Records from a data source
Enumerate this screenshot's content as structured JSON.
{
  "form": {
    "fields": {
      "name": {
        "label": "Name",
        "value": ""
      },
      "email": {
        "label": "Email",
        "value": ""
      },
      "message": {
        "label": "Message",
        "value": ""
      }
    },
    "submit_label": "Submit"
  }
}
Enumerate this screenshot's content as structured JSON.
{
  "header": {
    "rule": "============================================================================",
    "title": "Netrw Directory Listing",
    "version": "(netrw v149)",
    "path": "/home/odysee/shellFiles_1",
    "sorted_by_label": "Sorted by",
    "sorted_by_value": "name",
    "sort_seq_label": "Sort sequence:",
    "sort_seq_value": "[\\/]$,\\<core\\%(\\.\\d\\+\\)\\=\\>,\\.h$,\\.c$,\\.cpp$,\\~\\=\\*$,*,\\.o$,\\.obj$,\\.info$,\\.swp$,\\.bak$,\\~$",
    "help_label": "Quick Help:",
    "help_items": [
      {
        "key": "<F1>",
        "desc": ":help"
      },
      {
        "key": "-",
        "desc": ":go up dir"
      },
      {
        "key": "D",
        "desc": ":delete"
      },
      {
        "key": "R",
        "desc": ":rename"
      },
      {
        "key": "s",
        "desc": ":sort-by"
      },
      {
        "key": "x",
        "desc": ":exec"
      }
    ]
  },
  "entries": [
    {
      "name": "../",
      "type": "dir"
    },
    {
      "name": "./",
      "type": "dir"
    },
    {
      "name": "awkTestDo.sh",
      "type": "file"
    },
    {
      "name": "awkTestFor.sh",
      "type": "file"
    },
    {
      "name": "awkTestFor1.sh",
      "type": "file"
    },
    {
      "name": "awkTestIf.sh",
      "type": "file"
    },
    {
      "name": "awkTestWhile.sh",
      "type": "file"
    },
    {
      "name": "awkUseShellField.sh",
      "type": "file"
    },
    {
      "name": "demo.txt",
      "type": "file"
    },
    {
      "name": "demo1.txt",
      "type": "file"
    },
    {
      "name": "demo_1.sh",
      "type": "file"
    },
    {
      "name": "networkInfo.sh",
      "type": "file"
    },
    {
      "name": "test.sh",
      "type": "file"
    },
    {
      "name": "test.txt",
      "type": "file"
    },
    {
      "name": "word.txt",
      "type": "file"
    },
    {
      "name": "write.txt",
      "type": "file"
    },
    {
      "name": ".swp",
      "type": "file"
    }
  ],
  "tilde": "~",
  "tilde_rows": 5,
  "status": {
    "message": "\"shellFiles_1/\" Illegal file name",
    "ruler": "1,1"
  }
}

◆ Required task ◆
Return every record above exactly as it appears.

◆ Solution for this exercise ◆
Enumerate this screenshot's content as structured JSON.
{
  "form": {
    "fields": {
      "name": {
        "label": "Name",
        "value": ""
      },
      "email": {
        "label": "Email",
        "value": ""
      },
      "message": {
        "label": "Message",
        "value": ""
      }
    },
    "submit_label": "Submit"
  }
}
Enumerate this screenshot's content as structured JSON.
{
  "header": {
    "rule": "============================================================================",
    "title": "Netrw Directory Listing",
    "version": "(netrw v149)",
    "path": "/home/odysee/shellFiles_1",
    "sorted_by_label": "Sorted by",
    "sorted_by_value": "name",
    "sort_seq_label": "Sort sequence:",
    "sort_seq_value": "[\\/]$,\\<core\\%(\\.\\d\\+\\)\\=\\>,\\.h$,\\.c$,\\.cpp$,\\~\\=\\*$,*,\\.o$,\\.obj$,\\.info$,\\.swp$,\\.bak$,\\~$",
    "help_label": "Quick Help:",
    "help_items": [
      {
        "key": "<F1>",
        "desc": ":help"
      },
      {
        "key": "-",
        "desc": ":go up dir"
      },
      {
        "key": "D",
        "desc": ":delete"
      },
      {
        "key": "R",
        "desc": ":rename"
      },
      {
        "key": "s",
        "desc": ":sort-by"
      },
      {
        "key": "x",
        "desc": ":exec"
      }
    ]
  },
  "entries": [
    {
      "name": "../",
      "type": "dir"
    },
    {
      "name": "./",
      "type": "dir"
    },
    {
      "name": "awkTestDo.sh",
      "type": "file"
    },
    {
      "name": "awkTestFor.sh",
      "type": "file"
    },
    {
      "name": "awkTestFor1.sh",
      "type": "file"
    },
    {
      "name": "awkTestIf.sh",
      "type": "file"
    },
    {
      "name": "awkTestWhile.sh",
      "type": "file"
    },
    {
      "name": "awkUseShellField.sh",
      "type": "file"
    },
    {
      "name": "demo.txt",
      "type": "file"
    },
    {
      "name": "demo1.txt",
      "type": "file"
    },
    {
      "name": "demo_1.sh",
      "type": "file"
    },
    {
      "name": "networkInfo.sh",
      "type": "file"
    },
    {
      "name": "test.sh",
      "type": "file"
    },
    {
      "name": "test.txt",
      "type": "file"
    },
    {
      "name": "word.txt",
      "type": "file"
    },
    {
      "name": "write.txt",
      "type": "file"
    },
    {
      "name": ".swp",
      "type": "file"
    }
  ],
  "tilde": "~",
  "tilde_rows": 5,
  "status": {
    "message": "\"shellFiles_1/\" Illegal file name",
    "ruler": "1,1"
  }
}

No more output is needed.